WHAT IS REQUIRED: The records, repeated exactly and in full, are the expected answer.

(Collected data)
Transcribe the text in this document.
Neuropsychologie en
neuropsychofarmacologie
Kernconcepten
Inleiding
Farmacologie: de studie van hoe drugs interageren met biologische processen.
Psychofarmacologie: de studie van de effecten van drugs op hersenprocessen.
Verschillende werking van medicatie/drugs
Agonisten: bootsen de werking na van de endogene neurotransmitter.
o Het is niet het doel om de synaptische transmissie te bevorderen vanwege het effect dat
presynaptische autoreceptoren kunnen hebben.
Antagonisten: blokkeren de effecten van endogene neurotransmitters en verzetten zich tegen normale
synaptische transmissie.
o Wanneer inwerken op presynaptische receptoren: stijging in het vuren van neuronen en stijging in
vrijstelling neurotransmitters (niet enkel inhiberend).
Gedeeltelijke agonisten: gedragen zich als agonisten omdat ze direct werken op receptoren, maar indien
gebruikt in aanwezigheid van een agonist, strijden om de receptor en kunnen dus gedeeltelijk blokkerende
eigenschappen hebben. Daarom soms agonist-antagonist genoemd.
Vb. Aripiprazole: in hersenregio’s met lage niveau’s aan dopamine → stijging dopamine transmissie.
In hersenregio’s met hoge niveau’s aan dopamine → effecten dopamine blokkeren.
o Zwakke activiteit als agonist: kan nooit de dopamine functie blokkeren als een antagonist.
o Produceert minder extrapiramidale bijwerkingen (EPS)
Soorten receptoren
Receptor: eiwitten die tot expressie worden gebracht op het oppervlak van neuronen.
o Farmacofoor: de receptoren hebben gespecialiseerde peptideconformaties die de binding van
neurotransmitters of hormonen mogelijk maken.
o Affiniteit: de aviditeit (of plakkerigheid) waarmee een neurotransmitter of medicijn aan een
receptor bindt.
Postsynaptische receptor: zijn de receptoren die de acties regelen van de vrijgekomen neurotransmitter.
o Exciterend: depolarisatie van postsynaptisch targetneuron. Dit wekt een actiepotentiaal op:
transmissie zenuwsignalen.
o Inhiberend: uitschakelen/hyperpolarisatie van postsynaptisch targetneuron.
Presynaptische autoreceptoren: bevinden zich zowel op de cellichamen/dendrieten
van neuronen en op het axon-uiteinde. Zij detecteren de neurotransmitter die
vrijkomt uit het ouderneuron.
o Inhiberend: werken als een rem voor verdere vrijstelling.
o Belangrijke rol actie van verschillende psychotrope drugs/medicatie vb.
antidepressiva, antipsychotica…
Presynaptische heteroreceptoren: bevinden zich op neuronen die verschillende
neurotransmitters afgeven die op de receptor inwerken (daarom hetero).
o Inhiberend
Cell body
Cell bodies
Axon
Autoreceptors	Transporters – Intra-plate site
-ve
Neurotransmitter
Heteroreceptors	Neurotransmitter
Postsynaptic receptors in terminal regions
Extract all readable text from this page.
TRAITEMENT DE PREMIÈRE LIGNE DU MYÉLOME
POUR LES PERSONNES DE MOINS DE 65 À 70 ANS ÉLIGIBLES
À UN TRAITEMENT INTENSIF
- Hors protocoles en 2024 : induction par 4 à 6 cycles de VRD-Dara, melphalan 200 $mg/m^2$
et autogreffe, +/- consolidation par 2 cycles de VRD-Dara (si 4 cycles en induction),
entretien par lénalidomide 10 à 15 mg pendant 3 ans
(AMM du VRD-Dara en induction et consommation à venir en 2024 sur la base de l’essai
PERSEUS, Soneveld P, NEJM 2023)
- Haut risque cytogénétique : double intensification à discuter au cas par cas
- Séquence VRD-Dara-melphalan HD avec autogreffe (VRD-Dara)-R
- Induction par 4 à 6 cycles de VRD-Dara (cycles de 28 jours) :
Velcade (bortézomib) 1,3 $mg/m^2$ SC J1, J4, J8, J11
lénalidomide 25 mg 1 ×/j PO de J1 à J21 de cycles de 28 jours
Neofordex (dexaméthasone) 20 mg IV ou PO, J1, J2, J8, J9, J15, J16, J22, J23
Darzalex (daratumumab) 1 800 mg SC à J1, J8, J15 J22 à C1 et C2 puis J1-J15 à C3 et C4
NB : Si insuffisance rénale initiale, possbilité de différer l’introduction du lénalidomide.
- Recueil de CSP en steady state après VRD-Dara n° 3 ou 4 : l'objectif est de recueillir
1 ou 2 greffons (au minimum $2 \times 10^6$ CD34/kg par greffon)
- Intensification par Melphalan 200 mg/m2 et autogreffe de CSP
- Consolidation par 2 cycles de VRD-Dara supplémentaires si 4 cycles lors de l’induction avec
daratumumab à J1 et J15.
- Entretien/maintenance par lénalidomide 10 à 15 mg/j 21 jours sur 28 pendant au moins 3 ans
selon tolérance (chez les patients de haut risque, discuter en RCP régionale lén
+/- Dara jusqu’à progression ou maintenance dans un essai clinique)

RESPONSE TO THE TASK:
Transcribe the text in this document.
Neuropsychologie en
neuropsychofarmacologie
Kernconcepten
Inleiding
Farmacologie: de studie van hoe drugs interageren met biologische processen.
Psychofarmacologie: de studie van de effecten van drugs op hersenprocessen.
Verschillende werking van medicatie/drugs
Agonisten: bootsen de werking na van de endogene neurotransmitter.
o Het is niet het doel om de synaptische transmissie te bevorderen vanwege het effect dat
presynaptische autoreceptoren kunnen hebben.
Antagonisten: blokkeren de effecten van endogene neurotransmitters en verzetten zich tegen normale
synaptische transmissie.
o Wanneer inwerken op presynaptische receptoren: stijging in het vuren van neuronen en stijging in
vrijstelling neurotransmitters (niet enkel inhiberend).
Gedeeltelijke agonisten: gedragen zich als agonisten omdat ze direct werken op receptoren, maar indien
gebruikt in aanwezigheid van een agonist, strijden om de receptor en kunnen dus gedeeltelijk blokkerende
eigenschappen hebben. Daarom soms agonist-antagonist genoemd.
Vb. Aripiprazole: in hersenregio’s met lage niveau’s aan dopamine → stijging dopamine transmissie.
In hersenregio’s met hoge niveau’s aan dopamine → effecten dopamine blokkeren.
o Zwakke activiteit als agonist: kan nooit de dopamine functie blokkeren als een antagonist.
o Produceert minder extrapiramidale bijwerkingen (EPS)
Soorten receptoren
Receptor: eiwitten die tot expressie worden gebracht op het oppervlak van neuronen.
o Farmacofoor: de receptoren hebben gespecialiseerde peptideconformaties die de binding van
neurotransmitters of hormonen mogelijk maken.
o Affiniteit: de aviditeit (of plakkerigheid) waarmee een neurotransmitter of medicijn aan een
receptor bindt.
Postsynaptische receptor: zijn de receptoren die de acties regelen van de vrijgekomen neurotransmitter.
o Exciterend: depolarisatie van postsynaptisch targetneuron. Dit wekt een actiepotentiaal op:
transmissie zenuwsignalen.
o Inhiberend: uitschakelen/hyperpolarisatie van postsynaptisch targetneuron.
Presynaptische autoreceptoren: bevinden zich zowel op de cellichamen/dendrieten
van neuronen en op het axon-uiteinde. Zij detecteren de neurotransmitter die
vrijkomt uit het ouderneuron.
o Inhiberend: werken als een rem voor verdere vrijstelling.
o Belangrijke rol actie van verschillende psychotrope drugs/medicatie vb.
antidepressiva, antipsychotica…
Presynaptische heteroreceptoren: bevinden zich op neuronen die verschillende
neurotransmitters afgeven die op de receptor inwerken (daarom hetero).
o Inhiberend
Cell body
Cell bodies
Axon
Autoreceptors	Transporters – Intra-plate site
-ve
Neurotransmitter
Heteroreceptors	Neurotransmitter
Postsynaptic receptors in terminal regions
Extract all readable text from this page.
TRAITEMENT DE PREMIÈRE LIGNE DU MYÉLOME
POUR LES PERSONNES DE MOINS DE 65 À 70 ANS ÉLIGIBLES
À UN TRAITEMENT INTENSIF
- Hors protocoles en 2024 : induction par 4 à 6 cycles de VRD-Dara, melphalan 200 $mg/m^2$
et autogreffe, +/- consolidation par 2 cycles de VRD-Dara (si 4 cycles en induction),
entretien par lénalidomide 10 à 15 mg pendant 3 ans
(AMM du VRD-Dara en induction et consommation à venir en 2024 sur la base de l’essai
PERSEUS, Soneveld P, NEJM 2023)
- Haut risque cytogénétique : double intensification à discuter au cas par cas
- Séquence VRD-Dara-melphalan HD avec autogreffe (VRD-Dara)-R
- Induction par 4 à 6 cycles de VRD-Dara (cycles de 28 jours) :
Velcade (bortézomib) 1,3 $mg/m^2$ SC J1, J4, J8, J11
lénalidomide 25 mg 1 ×/j PO de J1 à J21 de cycles de 28 jours
Neofordex (dexaméthasone) 20 mg IV ou PO, J1, J2, J8, J9, J15, J16, J22, J23
Darzalex (daratumumab) 1 800 mg SC à J1, J8, J15 J22 à C1 et C2 puis J1-J15 à C3 et C4
NB : Si insuffisance rénale initiale, possbilité de différer l’introduction du lénalidomide.
- Recueil de CSP en steady state après VRD-Dara n° 3 ou 4 : l'objectif est de recueillir
1 ou 2 greffons (au minimum $2 \times 10^6$ CD34/kg par greffon)
- Intensification par Melphalan 200 mg/m2 et autogreffe de CSP
- Consolidation par 2 cycles de VRD-Dara supplémentaires si 4 cycles lors de l’induction avec
daratumumab à J1 et J15.
- Entretien/maintenance par lénalidomide 10 à 15 mg/j 21 jours sur 28 pendant au moins 3 ans
selon tolérance (chez les patients de haut risque, discuter en RCP régionale lén
+/- Dara jusqu’à progression ou maintenance dans un essai clinique)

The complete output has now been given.